• Task statement: Every entry below should be transcribed exactly; pictures stay out of the copy.

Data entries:
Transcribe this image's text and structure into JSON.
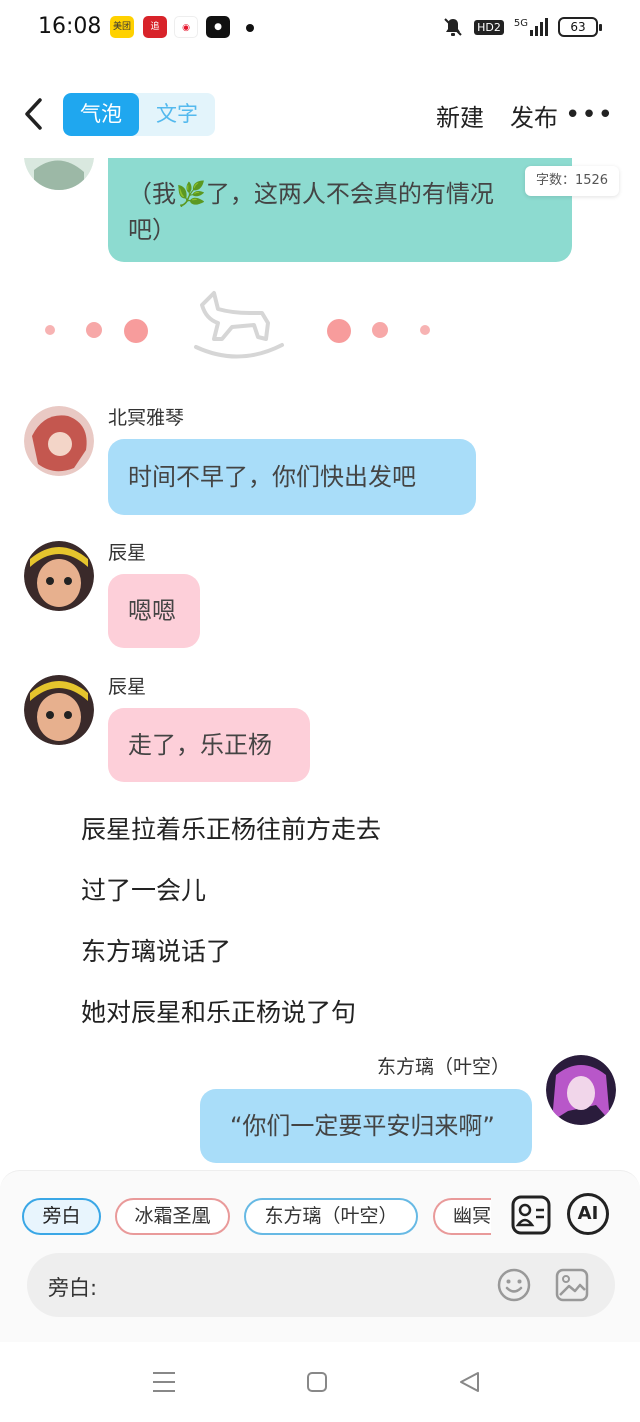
{
  "status_bar": {
    "time": "16:08",
    "apps": [
      "美团",
      "追",
      "微博",
      "录"
    ],
    "network": "5G",
    "hd": "HD2",
    "battery": "63"
  },
  "header": {
    "tab_bubble": "气泡",
    "tab_text": "文字",
    "new_label": "新建",
    "publish_label": "发布",
    "more_label": "•••"
  },
  "chat": {
    "word_count": "字数：1526",
    "messages": [
      {
        "text_line1": "（我🌿了，这两人不会真的有情况",
        "text_line2": "吧）"
      },
      {
        "name": "北冥雅琴",
        "text": "时间不早了，你们快出发吧"
      },
      {
        "name": "辰星",
        "text": "嗯嗯"
      },
      {
        "name": "辰星",
        "text": "走了，乐正杨"
      },
      {
        "name": "东方璃（叶空）",
        "text": "“你们一定要平安归来啊”"
      }
    ],
    "narration": [
      "辰星拉着乐正杨往前方走去",
      "过了一会儿",
      "东方璃说话了",
      "她对辰星和乐正杨说了句"
    ]
  },
  "composer": {
    "chips": [
      "旁白",
      "冰霜圣凰",
      "东方璃（叶空）",
      "幽冥"
    ],
    "input_label": "旁白:",
    "ai_label": "AI"
  },
  "colors": {
    "accent": "#1fa7ef",
    "teal_bubble": "#8ddbd0",
    "blue_bubble": "#a9ddf9",
    "pink_bubble": "#fdcfd9"
  }
}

• Full response:
Transcribe this image's text and structure into JSON.
{
  "status_bar": {
    "time": "16:08",
    "apps": [
      "美团",
      "追",
      "微博",
      "录"
    ],
    "network": "5G",
    "hd": "HD2",
    "battery": "63"
  },
  "header": {
    "tab_bubble": "气泡",
    "tab_text": "文字",
    "new_label": "新建",
    "publish_label": "发布",
    "more_label": "•••"
  },
  "chat": {
    "word_count": "字数：1526",
    "messages": [
      {
        "text_line1": "（我🌿了，这两人不会真的有情况",
        "text_line2": "吧）"
      },
      {
        "name": "北冥雅琴",
        "text": "时间不早了，你们快出发吧"
      },
      {
        "name": "辰星",
        "text": "嗯嗯"
      },
      {
        "name": "辰星",
        "text": "走了，乐正杨"
      },
      {
        "name": "东方璃（叶空）",
        "text": "“你们一定要平安归来啊”"
      }
    ],
    "narration": [
      "辰星拉着乐正杨往前方走去",
      "过了一会儿",
      "东方璃说话了",
      "她对辰星和乐正杨说了句"
    ]
  },
  "composer": {
    "chips": [
      "旁白",
      "冰霜圣凰",
      "东方璃（叶空）",
      "幽冥"
    ],
    "input_label": "旁白:",
    "ai_label": "AI"
  },
  "colors": {
    "accent": "#1fa7ef",
    "teal_bubble": "#8ddbd0",
    "blue_bubble": "#a9ddf9",
    "pink_bubble": "#fdcfd9"
  }
}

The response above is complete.